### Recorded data
*-*-*
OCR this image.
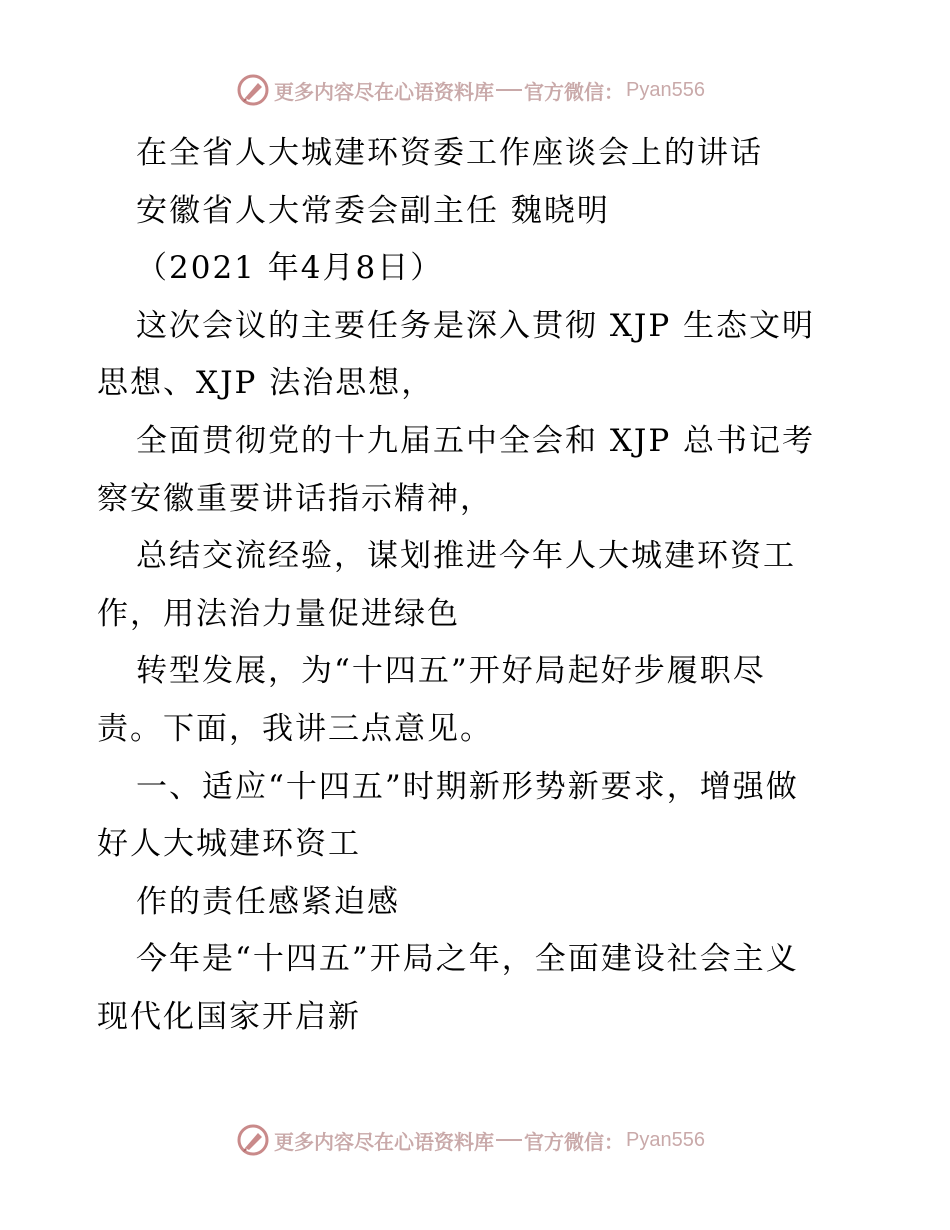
更多内容尽在心语资料库 官方微信： Pyan556
在全省人大城建环资委工作座谈会上的讲话
安徽省人大常委会副主任 魏晓明
（2021 年4月8日）
这次会议的主要任务是深入贯彻 XJP 生态文明
思想、XJP 法治思想，
全面贯彻党的十九届五中全会和 XJP 总书记考
察安徽重要讲话指示精神，
总结交流经验，谋划推进今年人大城建环资工
作，用法治力量促进绿色
转型发展，为“十四五”开好局起好步履职尽
责。下面，我讲三点意见。
一、适应“十四五”时期新形势新要求，增强做
好人大城建环资工
作的责任感紧迫感
今年是“十四五”开局之年，全面建设社会主义
现代化国家开启新
更多内容尽在心语资料库 官方微信： Pyan556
*-*-*
All of the records above must be copied exactly, except for the pictures.

OCR this image.
更多内容尽在心语资料库 官方微信： Pyan556
在全省人大城建环资委工作座谈会上的讲话
安徽省人大常委会副主任 魏晓明
（2021 年4月8日）
这次会议的主要任务是深入贯彻 XJP 生态文明
思想、XJP 法治思想，
全面贯彻党的十九届五中全会和 XJP 总书记考
察安徽重要讲话指示精神，
总结交流经验，谋划推进今年人大城建环资工
作，用法治力量促进绿色
转型发展，为“十四五”开好局起好步履职尽
责。下面，我讲三点意见。
一、适应“十四五”时期新形势新要求，增强做
好人大城建环资工
作的责任感紧迫感
今年是“十四五”开局之年，全面建设社会主义
现代化国家开启新
更多内容尽在心语资料库 官方微信： Pyan556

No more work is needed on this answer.